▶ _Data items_
>> start

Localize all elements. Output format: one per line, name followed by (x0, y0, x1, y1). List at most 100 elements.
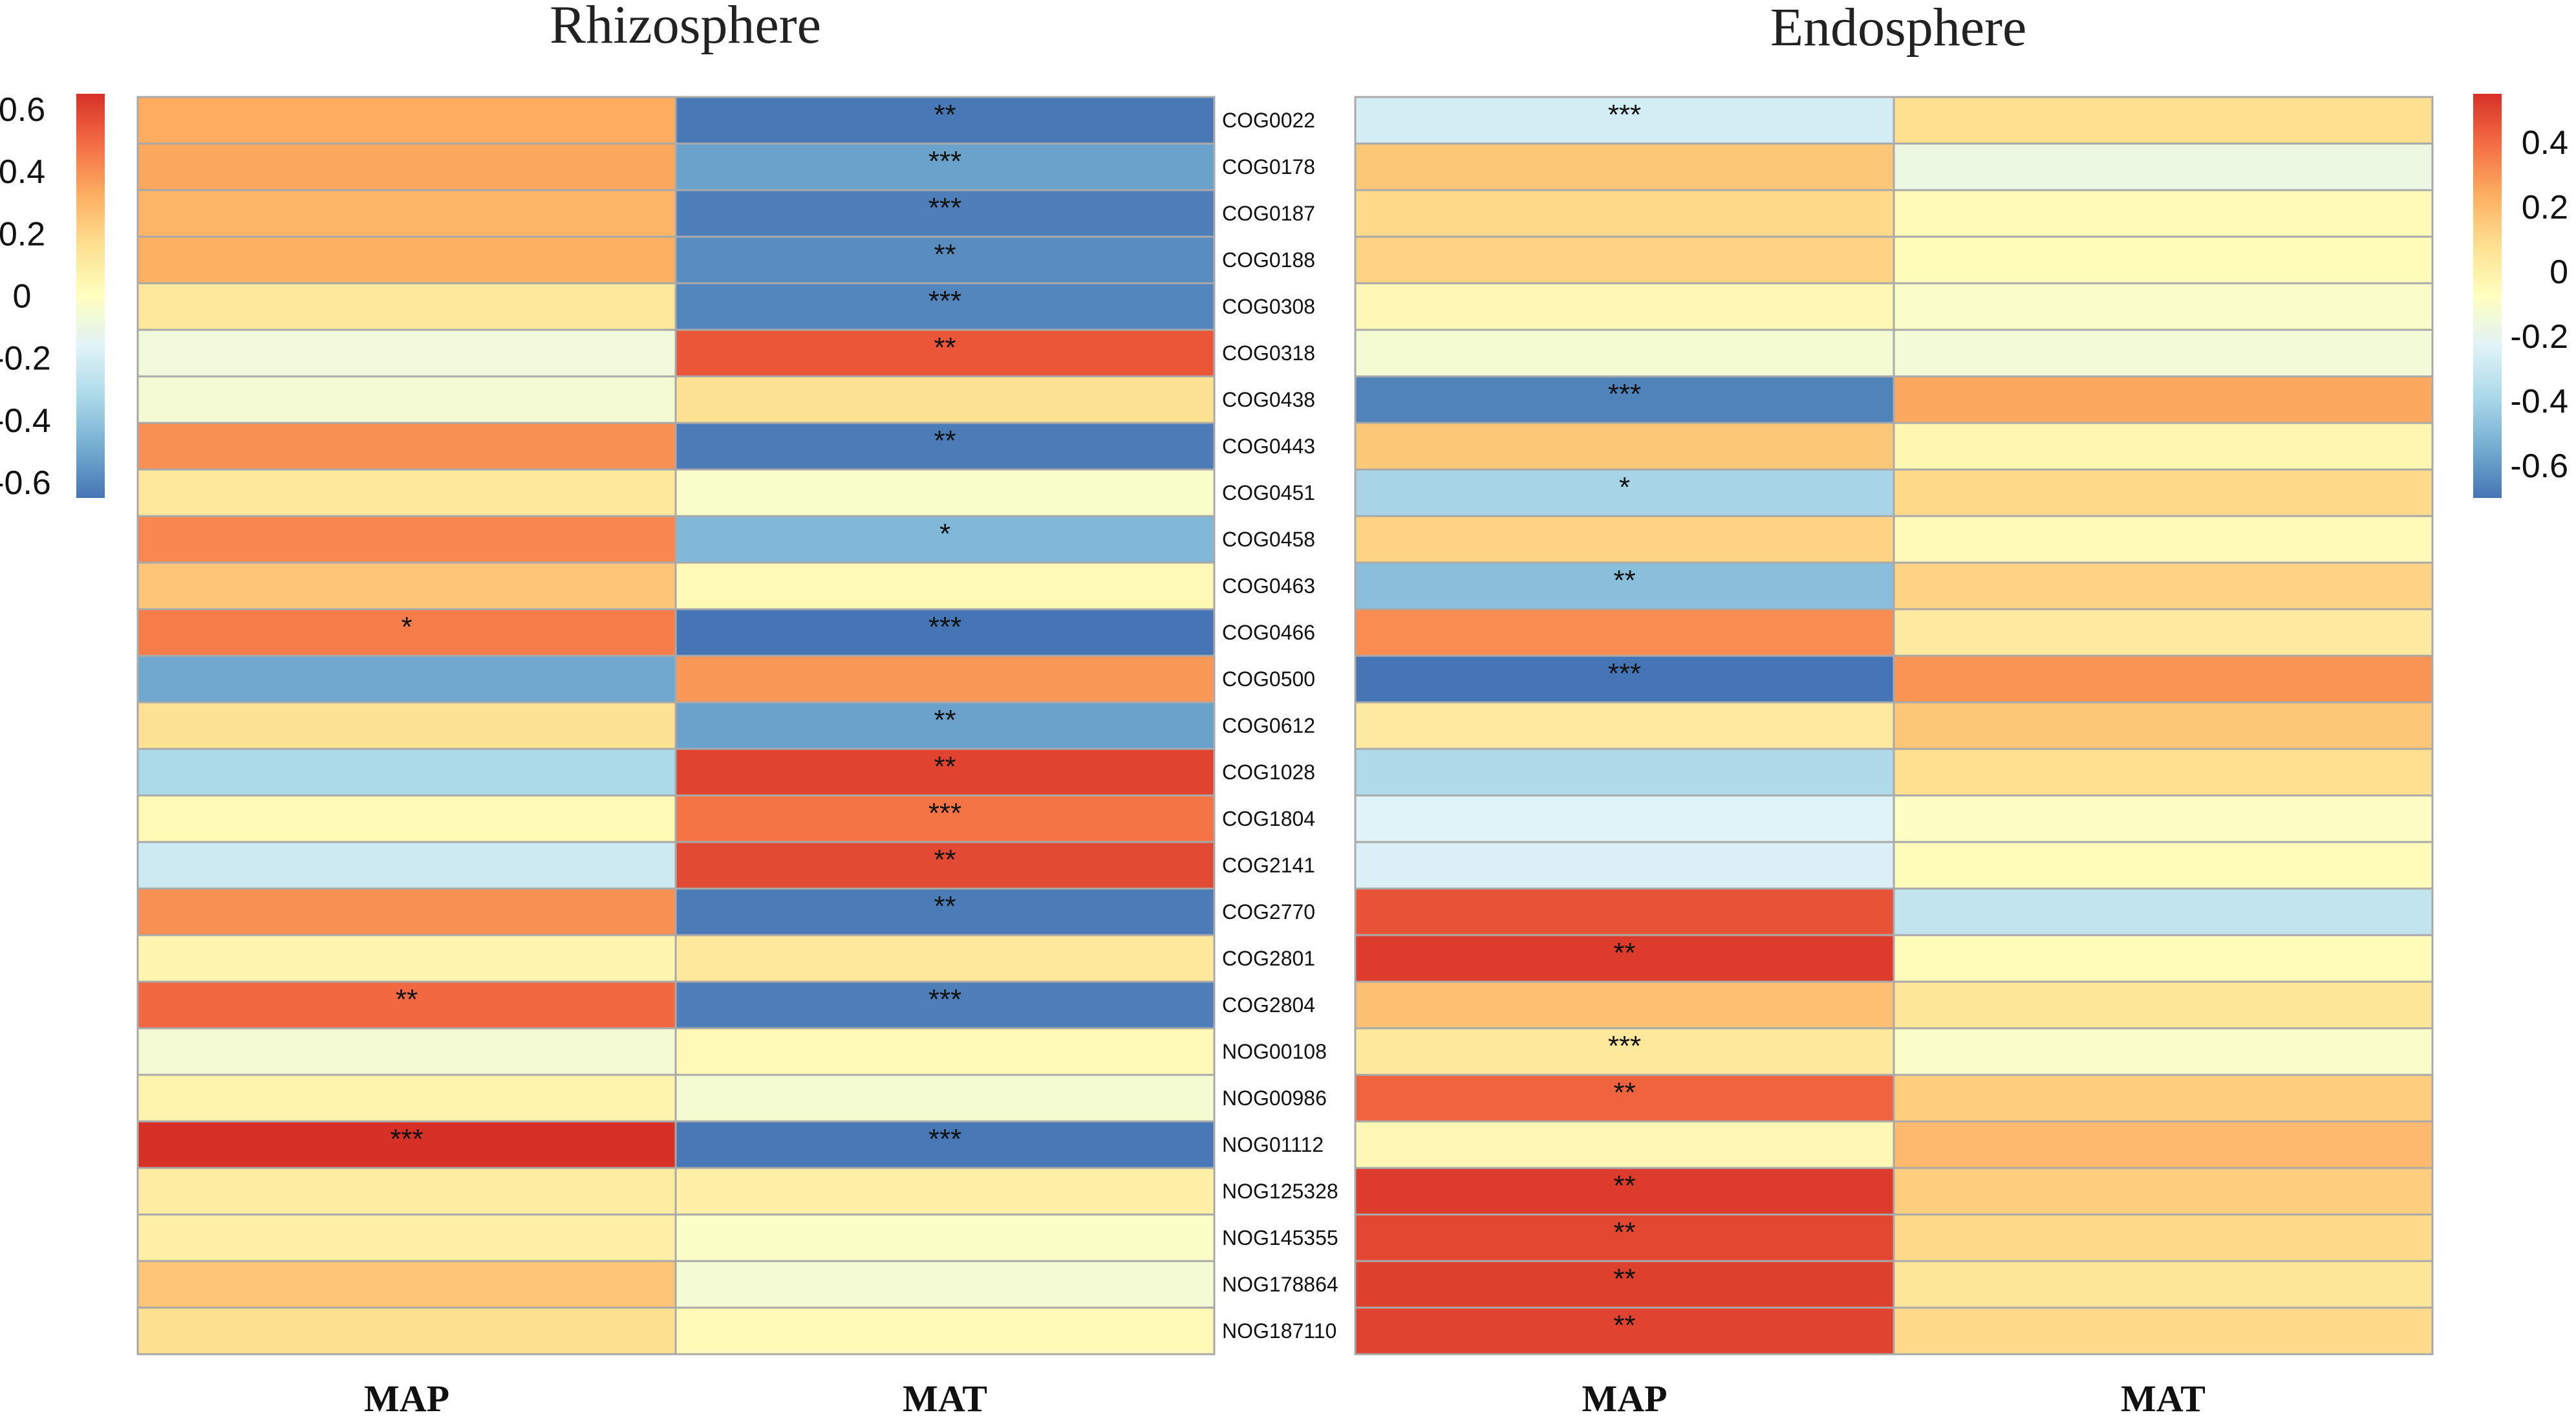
heatmap-cell (1893, 375, 2434, 424)
colorbar-tick-labels: 0.6 0.4 0.2 0 -0.2 -0.4 -0.6 0.4 0.2 0 -0.2 -0.4 -0.… (0, 91, 2568, 502)
heatmap-cell (674, 96, 1216, 145)
row-label: COG0451 (1222, 481, 1315, 504)
row-label: COG2770 (1222, 900, 1315, 924)
heatmap-cell (1893, 748, 2434, 797)
row-label: COG0612 (1222, 714, 1315, 737)
row-label: COG0178 (1222, 155, 1315, 178)
colorbar-tick-label: 0.4 (2522, 124, 2568, 162)
heatmap-cell (1354, 1260, 1895, 1309)
significance-mark: * (401, 611, 412, 643)
significance-mark: *** (928, 285, 961, 317)
heatmap-cell (136, 142, 677, 191)
significance-mark: ** (934, 751, 956, 783)
colorbar-tick-label: 0 (2549, 254, 2568, 291)
significance-mark: ** (1613, 1310, 1635, 1341)
column-labels: MAP MAT MAP MAT (364, 1377, 2206, 1420)
row-label: COG2804 (1222, 993, 1315, 1017)
significance-mark: *** (928, 192, 961, 224)
rhizosphere-title: Rhizosphere (550, 0, 821, 55)
heatmap-cell (1354, 96, 1895, 145)
heatmap-cell (1893, 1167, 2434, 1216)
heatmap-cell (1893, 1213, 2434, 1262)
row-label: COG0458 (1222, 528, 1315, 551)
significance-mark: ** (934, 891, 956, 922)
significance-mark: ** (934, 99, 956, 131)
heatmap-cell (1893, 561, 2434, 610)
heatmap-cell (136, 375, 677, 424)
significance-mark: ** (1613, 1263, 1635, 1295)
heatmap-cell (136, 1027, 677, 1076)
colorbar-tick-label: -0.4 (0, 402, 51, 440)
row-label: COG0466 (1222, 621, 1315, 644)
heatmap-cell (136, 701, 677, 750)
row-label: COG1804 (1222, 807, 1315, 830)
heatmap-cell (1893, 282, 2434, 331)
heatmap-cell (1893, 189, 2434, 238)
row-label: NOG125328 (1222, 1180, 1338, 1203)
column-label: MAP (364, 1377, 449, 1420)
colorbar-tick-label: 0 (13, 278, 32, 316)
heatmap-cell (674, 1306, 1216, 1356)
heatmap-cell (674, 329, 1216, 378)
heatmap-cell (674, 748, 1216, 797)
heatmap-cell (136, 468, 677, 517)
row-label: COG0463 (1222, 574, 1315, 598)
heatmap-cell (1354, 1027, 1895, 1076)
heatmap-cell (1893, 608, 2434, 657)
heatmap-cell (1893, 841, 2434, 890)
significance-mark: ** (396, 984, 418, 1015)
significance-mark: ** (1613, 937, 1635, 969)
row-label: COG0500 (1222, 667, 1315, 691)
heatmap-cell (136, 235, 677, 285)
endosphere-title: Endosphere (1770, 0, 2027, 58)
significance-mark: ** (934, 844, 956, 876)
heatmap-cell (136, 608, 677, 657)
heatmap-cell (674, 515, 1216, 564)
row-label: COG0022 (1222, 109, 1315, 132)
row-label: COG0438 (1222, 388, 1315, 411)
heatmap-cell (674, 561, 1216, 610)
significance-mark: *** (928, 146, 961, 177)
heatmap-cell (674, 142, 1216, 191)
heatmap-cell (674, 235, 1216, 285)
heatmap-cell (1354, 282, 1895, 331)
row-label: COG0188 (1222, 248, 1315, 272)
heatmap-cell (1354, 887, 1895, 936)
column-label: MAT (2121, 1377, 2206, 1420)
heatmap-cell (1354, 329, 1895, 378)
row-label: COG2141 (1222, 854, 1315, 877)
heatmap-cell (1893, 980, 2434, 1030)
heatmap-cell (1893, 794, 2434, 843)
heatmap-cell (674, 934, 1216, 983)
heatmap-cell (1893, 235, 2434, 285)
row-label: NOG178864 (1222, 1273, 1338, 1296)
significance-mark: *** (928, 611, 961, 643)
heatmap-cell (1354, 1120, 1895, 1169)
heatmap-cell (136, 841, 677, 890)
rhizosphere-colorbar (76, 94, 105, 498)
heatmap-cell (1893, 329, 2434, 378)
heatmap-cell (1893, 1306, 2434, 1356)
row-label: NOG01112 (1222, 1133, 1324, 1156)
row-label: NOG00986 (1222, 1086, 1327, 1110)
heatmap-cell (1354, 422, 1895, 471)
colorbar-tick-label: -0.4 (2510, 383, 2568, 420)
significance-mark: ** (934, 239, 956, 270)
row-label: NOG145355 (1222, 1226, 1338, 1249)
heatmap-cell (1354, 189, 1895, 238)
heatmap-cell (1893, 1120, 2434, 1169)
colorbar-tick-label: 0.2 (2522, 189, 2568, 226)
heatmap-cell (136, 1213, 677, 1262)
heatmap-cell (674, 701, 1216, 750)
row-label: NOG00108 (1222, 1040, 1327, 1063)
heatmap-cell (1893, 468, 2434, 517)
heatmap-cell (1893, 515, 2434, 564)
significance-mark: * (1619, 471, 1630, 503)
heatmap-cell (674, 189, 1216, 238)
row-label: COG0308 (1222, 295, 1315, 318)
significance-mark: *** (928, 797, 961, 829)
heatmap-cells (136, 96, 2434, 1356)
heatmap-cell (1354, 235, 1895, 285)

>> end

▶ _PROBLEM DESCRIPTION_
Reproduce all of the records above word for word, leaving out the pictures.

▶ _FINAL RESULT_
Localize all elements. Output format: one per line, name followed by (x0, y0, x1, y1). List at most 100 elements.
heatmap-cell (1893, 375, 2434, 424)
colorbar-tick-labels: 0.6 0.4 0.2 0 -0.2 -0.4 -0.6 0.4 0.2 0 -0.2 -0.4 -0.… (0, 91, 2568, 502)
heatmap-cell (674, 96, 1216, 145)
row-label: COG0451 (1222, 481, 1315, 504)
row-label: COG2770 (1222, 900, 1315, 924)
heatmap-cell (1893, 748, 2434, 797)
row-label: COG0612 (1222, 714, 1315, 737)
row-label: COG0178 (1222, 155, 1315, 178)
colorbar-tick-label: 0.4 (2522, 124, 2568, 162)
heatmap-cell (1354, 1260, 1895, 1309)
significance-mark: * (401, 611, 412, 643)
significance-mark: *** (928, 285, 961, 317)
heatmap-cell (136, 142, 677, 191)
significance-mark: ** (934, 751, 956, 783)
colorbar-tick-label: 0 (2549, 254, 2568, 291)
significance-mark: ** (1613, 1310, 1635, 1341)
column-labels: MAP MAT MAP MAT (364, 1377, 2206, 1420)
row-label: COG2804 (1222, 993, 1315, 1017)
significance-mark: *** (928, 192, 961, 224)
rhizosphere-title: Rhizosphere (550, 0, 821, 55)
heatmap-cell (1354, 96, 1895, 145)
heatmap-cell (1893, 1167, 2434, 1216)
heatmap-cell (1893, 1213, 2434, 1262)
row-label: COG0458 (1222, 528, 1315, 551)
significance-mark: ** (934, 891, 956, 922)
significance-mark: ** (934, 99, 956, 131)
heatmap-cell (1893, 561, 2434, 610)
heatmap-cell (136, 375, 677, 424)
significance-mark: ** (1613, 1263, 1635, 1295)
heatmap-cell (136, 1027, 677, 1076)
colorbar-tick-label: -0.4 (0, 402, 51, 440)
row-label: COG0466 (1222, 621, 1315, 644)
heatmap-cell (136, 701, 677, 750)
row-label: COG1804 (1222, 807, 1315, 830)
heatmap-cell (1893, 282, 2434, 331)
heatmap-cell (1893, 189, 2434, 238)
row-label: NOG125328 (1222, 1180, 1338, 1203)
column-label: MAP (364, 1377, 449, 1420)
colorbar-tick-label: 0 (13, 278, 32, 316)
heatmap-cell (674, 1306, 1216, 1356)
heatmap-cell (674, 329, 1216, 378)
heatmap-cell (674, 748, 1216, 797)
heatmap-cell (136, 468, 677, 517)
row-label: COG0463 (1222, 574, 1315, 598)
heatmap-cell (1354, 1027, 1895, 1076)
heatmap-cell (1893, 608, 2434, 657)
heatmap-cell (1893, 841, 2434, 890)
significance-mark: ** (396, 984, 418, 1015)
significance-mark: ** (1613, 937, 1635, 969)
row-label: COG0500 (1222, 667, 1315, 691)
heatmap-cell (136, 235, 677, 285)
endosphere-title: Endosphere (1770, 0, 2027, 58)
significance-mark: ** (934, 844, 956, 876)
heatmap-cell (136, 608, 677, 657)
heatmap-cell (674, 515, 1216, 564)
row-label: COG0022 (1222, 109, 1315, 132)
row-label: COG0438 (1222, 388, 1315, 411)
heatmap-cell (674, 561, 1216, 610)
significance-mark: *** (928, 146, 961, 177)
heatmap-cell (674, 142, 1216, 191)
heatmap-cell (674, 235, 1216, 285)
heatmap-cell (1354, 282, 1895, 331)
row-label: COG0188 (1222, 248, 1315, 272)
heatmap-cell (1354, 887, 1895, 936)
column-label: MAT (2121, 1377, 2206, 1420)
heatmap-cell (1354, 329, 1895, 378)
row-label: COG2141 (1222, 854, 1315, 877)
heatmap-cell (1893, 980, 2434, 1030)
heatmap-cell (1893, 794, 2434, 843)
heatmap-cell (674, 934, 1216, 983)
heatmap-cell (1893, 235, 2434, 285)
row-label: NOG178864 (1222, 1273, 1338, 1296)
significance-mark: *** (928, 611, 961, 643)
heatmap-cell (1354, 1120, 1895, 1169)
heatmap-cell (136, 841, 677, 890)
rhizosphere-colorbar (76, 94, 105, 498)
heatmap-cell (1893, 329, 2434, 378)
heatmap-cell (1893, 1306, 2434, 1356)
row-label: NOG01112 (1222, 1133, 1324, 1156)
row-label: NOG00986 (1222, 1086, 1327, 1110)
heatmap-cell (1354, 422, 1895, 471)
colorbar-tick-label: -0.4 (2510, 383, 2568, 420)
significance-mark: ** (934, 239, 956, 270)
row-label: NOG145355 (1222, 1226, 1338, 1249)
heatmap-cell (1354, 189, 1895, 238)
heatmap-cell (1893, 1120, 2434, 1169)
colorbar-tick-label: 0.2 (2522, 189, 2568, 226)
heatmap-cell (136, 1213, 677, 1262)
heatmap-cell (674, 701, 1216, 750)
row-label: NOG00108 (1222, 1040, 1327, 1063)
heatmap-cell (1893, 468, 2434, 517)
heatmap-cell (1893, 515, 2434, 564)
significance-mark: * (1619, 471, 1630, 503)
heatmap-cell (674, 189, 1216, 238)
row-label: COG0308 (1222, 295, 1315, 318)
significance-mark: *** (928, 797, 961, 829)
heatmap-cells (136, 96, 2434, 1356)
heatmap-cell (1354, 235, 1895, 285)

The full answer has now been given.